■ **Records provided**:

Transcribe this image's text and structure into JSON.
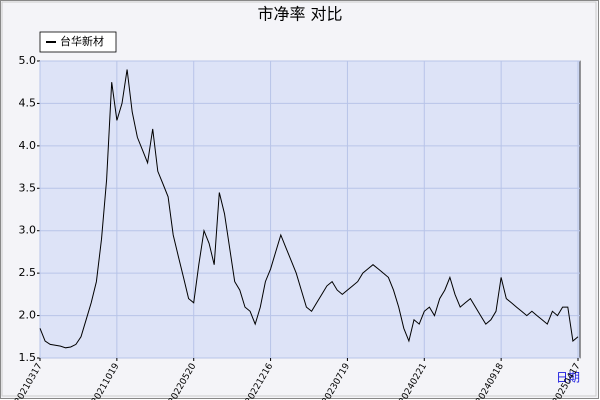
{
  "chart_data": {
    "type": "line",
    "title": "市净率  对比",
    "x_label": "日期",
    "categories": [
      "20210317",
      null,
      null,
      null,
      null,
      null,
      null,
      null,
      null,
      null,
      null,
      null,
      null,
      null,
      null,
      "20211019",
      null,
      null,
      null,
      null,
      null,
      null,
      null,
      null,
      null,
      null,
      null,
      null,
      null,
      null,
      "20220520",
      null,
      null,
      null,
      null,
      null,
      null,
      null,
      null,
      null,
      null,
      null,
      null,
      null,
      null,
      "20221216",
      null,
      null,
      null,
      null,
      null,
      null,
      null,
      null,
      null,
      null,
      null,
      null,
      null,
      null,
      "20230719",
      null,
      null,
      null,
      null,
      null,
      null,
      null,
      null,
      null,
      null,
      null,
      null,
      null,
      null,
      "20240221",
      null,
      null,
      null,
      null,
      null,
      null,
      null,
      null,
      null,
      null,
      null,
      null,
      null,
      null,
      "20240918",
      null,
      null,
      null,
      null,
      null,
      null,
      null,
      null,
      null,
      null,
      null,
      null,
      null,
      null,
      "20250417"
    ],
    "series": [
      {
        "name": "台华新材",
        "color": "#000000",
        "values": [
          1.85,
          1.7,
          1.66,
          1.65,
          1.64,
          1.62,
          1.63,
          1.66,
          1.75,
          1.95,
          2.15,
          2.4,
          2.9,
          3.6,
          4.75,
          4.3,
          4.5,
          4.9,
          4.4,
          4.1,
          3.95,
          3.8,
          4.2,
          3.7,
          3.55,
          3.4,
          2.95,
          2.7,
          2.45,
          2.2,
          2.15,
          2.6,
          3.0,
          2.85,
          2.6,
          3.45,
          3.2,
          2.8,
          2.4,
          2.3,
          2.1,
          2.05,
          1.9,
          2.1,
          2.4,
          2.55,
          2.75,
          2.95,
          2.8,
          2.65,
          2.5,
          2.3,
          2.1,
          2.05,
          2.15,
          2.25,
          2.35,
          2.4,
          2.3,
          2.25,
          2.3,
          2.35,
          2.4,
          2.5,
          2.55,
          2.6,
          2.55,
          2.5,
          2.45,
          2.3,
          2.1,
          1.85,
          1.7,
          1.95,
          1.9,
          2.05,
          2.1,
          2.0,
          2.2,
          2.3,
          2.45,
          2.25,
          2.1,
          2.15,
          2.2,
          2.1,
          2.0,
          1.9,
          1.95,
          2.05,
          2.45,
          2.2,
          2.15,
          2.1,
          2.05,
          2.0,
          2.05,
          2.0,
          1.95,
          1.9,
          2.05,
          2.0,
          2.1,
          2.1,
          1.7,
          1.75
        ]
      }
    ],
    "ylim": [
      1.5,
      5.0
    ],
    "yticks": [
      {
        "value": 1.5,
        "label": "1.5"
      },
      {
        "value": 2,
        "label": "2.0"
      },
      {
        "value": 2.5,
        "label": "2.5"
      },
      {
        "value": 3,
        "label": "3.0"
      },
      {
        "value": 3.5,
        "label": "3.5"
      },
      {
        "value": 4,
        "label": "4.0"
      },
      {
        "value": 4.5,
        "label": "4.5"
      },
      {
        "value": 5,
        "label": "5.0"
      }
    ],
    "grid": true,
    "legend": "top-left"
  }
}
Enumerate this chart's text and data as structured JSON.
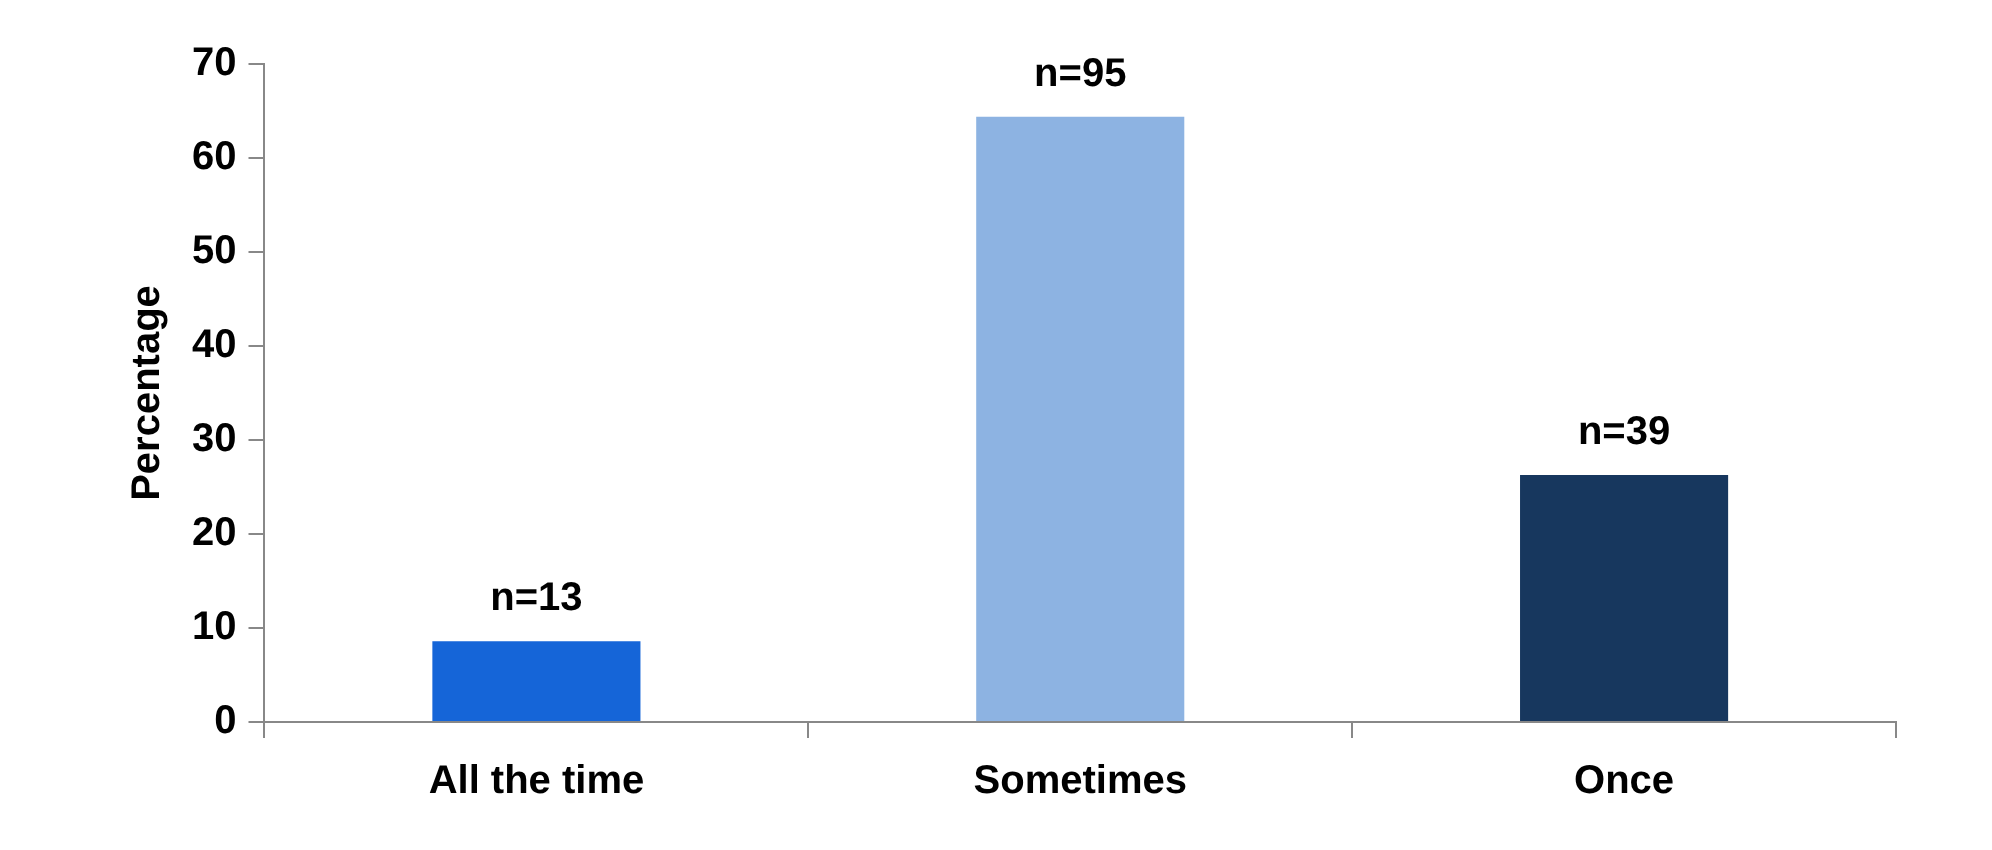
{
  "chart_data": {
    "type": "bar",
    "ylabel": "Percentage",
    "categories": [
      "All the time",
      "Sometimes",
      "Once"
    ],
    "values": [
      8.8,
      64.6,
      26.5
    ],
    "colors": [
      "#1565d8",
      "#8db3e2",
      "#17375e"
    ],
    "annotations": [
      {
        "text": "n=13",
        "x": "All the time",
        "y": 8.8
      },
      {
        "text": "n=95",
        "x": "Sometimes",
        "y": 64.6
      },
      {
        "text": "n=39",
        "x": "Once",
        "y": 26.5
      }
    ],
    "ylim": [
      0,
      70
    ],
    "yticks": [
      0,
      10,
      20,
      30,
      40,
      50,
      60,
      70
    ],
    "legend": false
  }
}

■ **Exercise directions**:
Search the entries for the word "JSON" and gather every line where it appears.

■ **Answer for the task**:
Transcribe this image's text and structure into JSON.
Enumerate this chart's text and data as structured JSON.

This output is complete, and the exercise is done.